DOCUMENT PASSAGE
I am pretty sure an equity deal of an Investment Adviser triggers the consent for assignment provision under the Investment Advisers Act. I have only been involved in M&A with advisers, and getting consent is pretty routine. Not that big of a deal given clients can always terminate the advisory contracts with a few months notice.
I'm assuming OP is trying to get around any anti assignment provision by acquiring the target company's shares.
I would say no. An equity deal isn’t a transfer of the agreement or any rights or obligations thereunder. The bound party remains the same - the company - the ownership of the company has simply changed.
F all the “it depends” shit—the practical answer is no. There is no “transfer” in an equity deal—rooted in the difference between a change of control and an assignment.
If you’re going to take the position no consent is required then you def. don’t want to ask permission from all the counterparties implicated in these edge case scenarios, hence p1’s approach of not worrying about it
Is the contract being transferred to a third party? No, it is owned by the same entity.
Typically in an equity deal, contracts are not being transferred or assigned out from the target company. So, it should not apply. But, it surely depends on the exact deal structure and if the deal involves any restructuring, etc. so it’s not entirely cut and dry without knowing further info.
Agreed with others, this likely would not trigger this provision, assuming it is an equity deal.
Assuming the entity that is party to that contract is being bought and that entity will still be party to that agreement post-closing - no.
This is not legal advice.
Seems like legal advice! Is this social advice?
Generally no but it depends on jurisdiction. For example, CA has some weird case law about statutory mergers.

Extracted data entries

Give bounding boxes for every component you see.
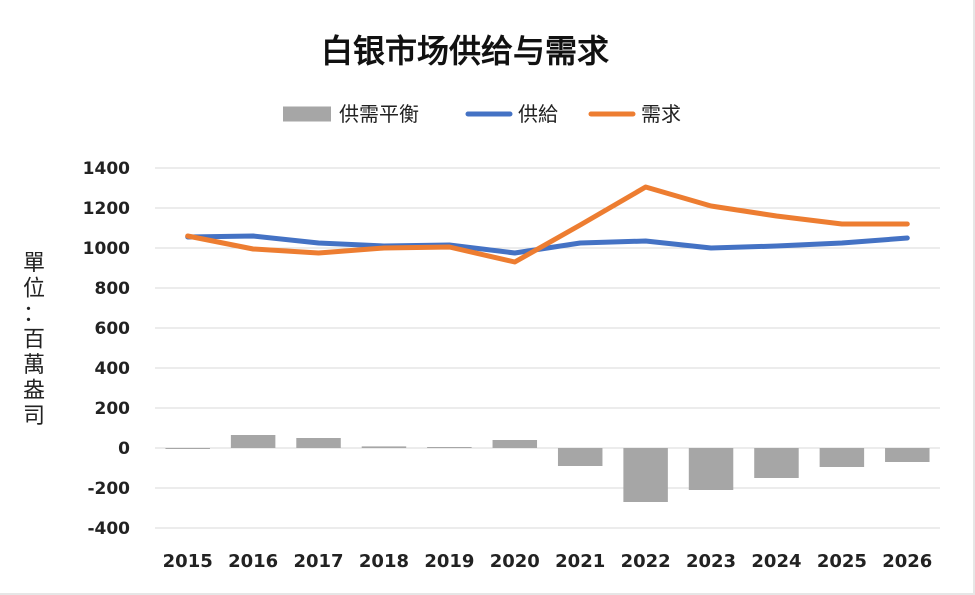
balance-bar: [492, 440, 538, 448]
x-tick-label: 2016: [228, 551, 278, 572]
balance-bar: [361, 446, 407, 448]
y-tick-label: 600: [95, 319, 131, 339]
y-tick-label: 800: [95, 279, 131, 299]
y-axis-label-char: 位: [23, 277, 45, 302]
y-tick-label: -200: [87, 479, 130, 499]
x-tick-label: 2019: [424, 551, 474, 572]
y-axis-label-char: 百: [23, 328, 45, 353]
x-axis-ticks: 2015 2016 2017 2018 2019 2020 2021 2022 2023 2024…: [163, 551, 933, 572]
bar-series: [165, 435, 930, 502]
x-tick-label: 2021: [555, 551, 605, 572]
y-axis-label-char: 萬: [23, 353, 45, 378]
x-tick-label: 2026: [882, 551, 932, 572]
balance-bar: [819, 448, 865, 467]
balance-bar: [296, 438, 341, 448]
supply-line: [185, 233, 910, 256]
balance-bar: [885, 448, 930, 462]
line-series: [185, 184, 910, 265]
x-tick-label: 2024: [751, 551, 801, 572]
y-tick-label: 1000: [83, 239, 130, 259]
x-tick-label: 2025: [817, 551, 867, 572]
y-tick-label: 200: [95, 399, 131, 419]
y-tick-label: 0: [118, 439, 130, 459]
balance-bar: [557, 448, 603, 466]
chart-title: 白银市场供给与需求: [321, 32, 609, 70]
balance-bar: [754, 448, 799, 478]
balance-bar: [688, 448, 734, 490]
y-axis-ticks: 1400 1200 1000 800 600 400 200 0 -200 -400: [83, 159, 130, 539]
x-tick-label: 2018: [359, 551, 409, 572]
y-axis-label-char: 盎: [23, 379, 45, 404]
y-tick-label: 1200: [83, 199, 130, 219]
balance-bar: [230, 435, 276, 448]
balance-bar: [623, 448, 668, 502]
x-tick-label: 2022: [621, 551, 671, 572]
y-axis-label-char: 單: [23, 251, 45, 276]
legend-swatch-balance: [283, 106, 331, 122]
demand-line: [185, 184, 910, 265]
y-axis-label-char: 司: [23, 404, 45, 429]
x-tick-label: 2017: [293, 551, 343, 572]
balance-bar: [427, 447, 472, 448]
legend: 供需平衡 供給 需求: [283, 102, 681, 126]
legend-label: 供給: [518, 102, 558, 126]
x-tick-label: 2015: [163, 551, 213, 572]
legend-label: 需求: [641, 102, 681, 126]
y-tick-label: 1400: [83, 159, 130, 179]
legend-label: 供需平衡: [339, 102, 419, 126]
x-tick-label: 2023: [686, 551, 736, 572]
y-axis-label-char: ：: [23, 302, 45, 327]
balance-bar: [165, 448, 210, 449]
y-tick-label: -400: [87, 519, 130, 539]
y-tick-label: 400: [95, 359, 131, 379]
x-tick-label: 2020: [490, 551, 540, 572]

OBJECTIVE 1
Answer these questions on the thread about equity deals and assignment provisions:
(a) With how much notice can clients always terminate advisory contracts, according to the first comment?
(b) In an equity deal, which bound party remains the same?
(c) Which jurisdiction is said to have some weird case law about statutory mergers?
OBJECTIVE 2
Can you set down, word for word, the part of the thread about equity deals and assignment provisions starting with "I would say" and going on through "the same entity."?

EXPECTED ANSWER 1
(a) A few months notice.
(b) The company.
(c) CA.

EXPECTED ANSWER 2
I would say no. An equity deal isn’t a transfer of the agreement or any rights or obligations thereunder. The bound party remains the same - the company - the ownership of the company has simply changed.
F all the “it depends” shit—the practical answer is no. There is no “transfer” in an equity deal—rooted in the difference between a change of control and an assignment.
If you’re going to take the position no consent is required then you def. don’t want to ask permission from all the counterparties implicated in these edge case scenarios, hence p1’s approach of not worrying about it
Is the contract being transferred to a third party? No, it is owned by the same entity.